**What to produce**
Copy every line below. Do not alter any of them.

Data entries for graphics
- Opening Delimiter -

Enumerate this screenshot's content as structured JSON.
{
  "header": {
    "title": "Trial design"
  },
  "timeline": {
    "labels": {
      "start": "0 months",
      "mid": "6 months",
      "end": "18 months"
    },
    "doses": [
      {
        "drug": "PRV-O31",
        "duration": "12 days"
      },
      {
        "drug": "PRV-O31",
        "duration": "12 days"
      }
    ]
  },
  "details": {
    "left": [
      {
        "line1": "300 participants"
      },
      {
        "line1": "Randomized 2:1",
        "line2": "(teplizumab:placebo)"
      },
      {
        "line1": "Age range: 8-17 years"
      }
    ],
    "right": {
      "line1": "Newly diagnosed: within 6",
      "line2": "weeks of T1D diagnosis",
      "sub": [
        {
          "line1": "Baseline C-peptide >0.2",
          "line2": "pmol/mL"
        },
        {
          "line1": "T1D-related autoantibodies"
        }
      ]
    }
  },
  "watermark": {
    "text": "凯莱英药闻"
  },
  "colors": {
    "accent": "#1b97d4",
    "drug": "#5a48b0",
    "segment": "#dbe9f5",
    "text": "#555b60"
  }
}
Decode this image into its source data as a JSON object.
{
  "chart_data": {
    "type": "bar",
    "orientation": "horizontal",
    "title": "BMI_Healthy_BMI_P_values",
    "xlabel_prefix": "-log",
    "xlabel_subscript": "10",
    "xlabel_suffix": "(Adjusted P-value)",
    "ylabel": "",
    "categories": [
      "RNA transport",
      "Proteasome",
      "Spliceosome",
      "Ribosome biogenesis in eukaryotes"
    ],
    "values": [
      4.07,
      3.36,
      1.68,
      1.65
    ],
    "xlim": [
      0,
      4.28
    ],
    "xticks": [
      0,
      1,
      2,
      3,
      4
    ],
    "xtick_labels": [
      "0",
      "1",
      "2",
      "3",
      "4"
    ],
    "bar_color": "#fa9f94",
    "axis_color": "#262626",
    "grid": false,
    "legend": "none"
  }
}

- Closing Delimiter -

**Response area**
Enumerate this screenshot's content as structured JSON.
{
  "header": {
    "title": "Trial design"
  },
  "timeline": {
    "labels": {
      "start": "0 months",
      "mid": "6 months",
      "end": "18 months"
    },
    "doses": [
      {
        "drug": "PRV-O31",
        "duration": "12 days"
      },
      {
        "drug": "PRV-O31",
        "duration": "12 days"
      }
    ]
  },
  "details": {
    "left": [
      {
        "line1": "300 participants"
      },
      {
        "line1": "Randomized 2:1",
        "line2": "(teplizumab:placebo)"
      },
      {
        "line1": "Age range: 8-17 years"
      }
    ],
    "right": {
      "line1": "Newly diagnosed: within 6",
      "line2": "weeks of T1D diagnosis",
      "sub": [
        {
          "line1": "Baseline C-peptide >0.2",
          "line2": "pmol/mL"
        },
        {
          "line1": "T1D-related autoantibodies"
        }
      ]
    }
  },
  "watermark": {
    "text": "凯莱英药闻"
  },
  "colors": {
    "accent": "#1b97d4",
    "drug": "#5a48b0",
    "segment": "#dbe9f5",
    "text": "#555b60"
  }
}
Decode this image into its source data as a JSON object.
{
  "chart_data": {
    "type": "bar",
    "orientation": "horizontal",
    "title": "BMI_Healthy_BMI_P_values",
    "xlabel_prefix": "-log",
    "xlabel_subscript": "10",
    "xlabel_suffix": "(Adjusted P-value)",
    "ylabel": "",
    "categories": [
      "RNA transport",
      "Proteasome",
      "Spliceosome",
      "Ribosome biogenesis in eukaryotes"
    ],
    "values": [
      4.07,
      3.36,
      1.68,
      1.65
    ],
    "xlim": [
      0,
      4.28
    ],
    "xticks": [
      0,
      1,
      2,
      3,
      4
    ],
    "xtick_labels": [
      "0",
      "1",
      "2",
      "3",
      "4"
    ],
    "bar_color": "#fa9f94",
    "axis_color": "#262626",
    "grid": false,
    "legend": "none"
  }
}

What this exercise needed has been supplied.